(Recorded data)

=-=-=-=-=

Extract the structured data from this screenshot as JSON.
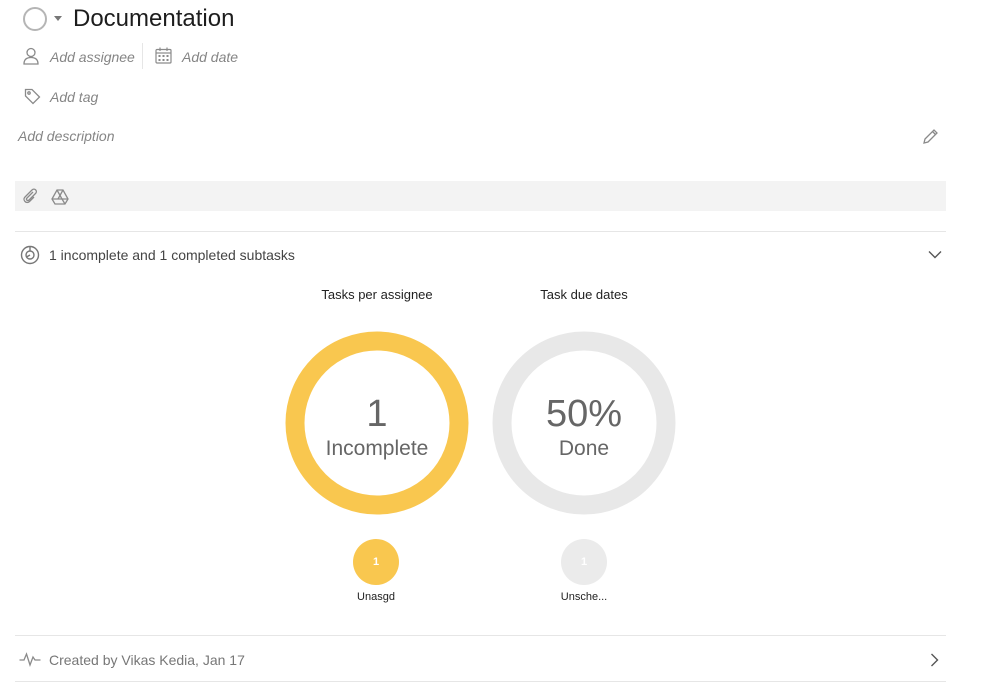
{
  "task": {
    "title": "Documentation",
    "add_assignee": "Add assignee",
    "add_date": "Add date",
    "add_tag": "Add tag",
    "add_description": "Add description"
  },
  "subtasks": {
    "summary": "1 incomplete and 1 completed subtasks"
  },
  "charts": {
    "assignee": {
      "title": "Tasks per assignee",
      "center_value": "1",
      "center_label": "Incomplete",
      "badge_value": "1",
      "badge_label": "Unasgd"
    },
    "due_dates": {
      "title": "Task due dates",
      "center_value": "50%",
      "center_label": "Done",
      "badge_value": "1",
      "badge_label": "Unsche..."
    }
  },
  "activity": {
    "created_text": "Created by Vikas Kedia, Jan 17"
  },
  "colors": {
    "accent_yellow": "#f9c74f",
    "ring_gray": "#e8e8e8",
    "badge_gray": "#ebebeb"
  }
}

=-=-=-=-=

(Given instruction)
Leave out the pictures and print every line of the data exactly.

(Solution to this exercise)
Extract the structured data from this screenshot as JSON.
{
  "task": {
    "title": "Documentation",
    "add_assignee": "Add assignee",
    "add_date": "Add date",
    "add_tag": "Add tag",
    "add_description": "Add description"
  },
  "subtasks": {
    "summary": "1 incomplete and 1 completed subtasks"
  },
  "charts": {
    "assignee": {
      "title": "Tasks per assignee",
      "center_value": "1",
      "center_label": "Incomplete",
      "badge_value": "1",
      "badge_label": "Unasgd"
    },
    "due_dates": {
      "title": "Task due dates",
      "center_value": "50%",
      "center_label": "Done",
      "badge_value": "1",
      "badge_label": "Unsche..."
    }
  },
  "activity": {
    "created_text": "Created by Vikas Kedia, Jan 17"
  },
  "colors": {
    "accent_yellow": "#f9c74f",
    "ring_gray": "#e8e8e8",
    "badge_gray": "#ebebeb"
  }
}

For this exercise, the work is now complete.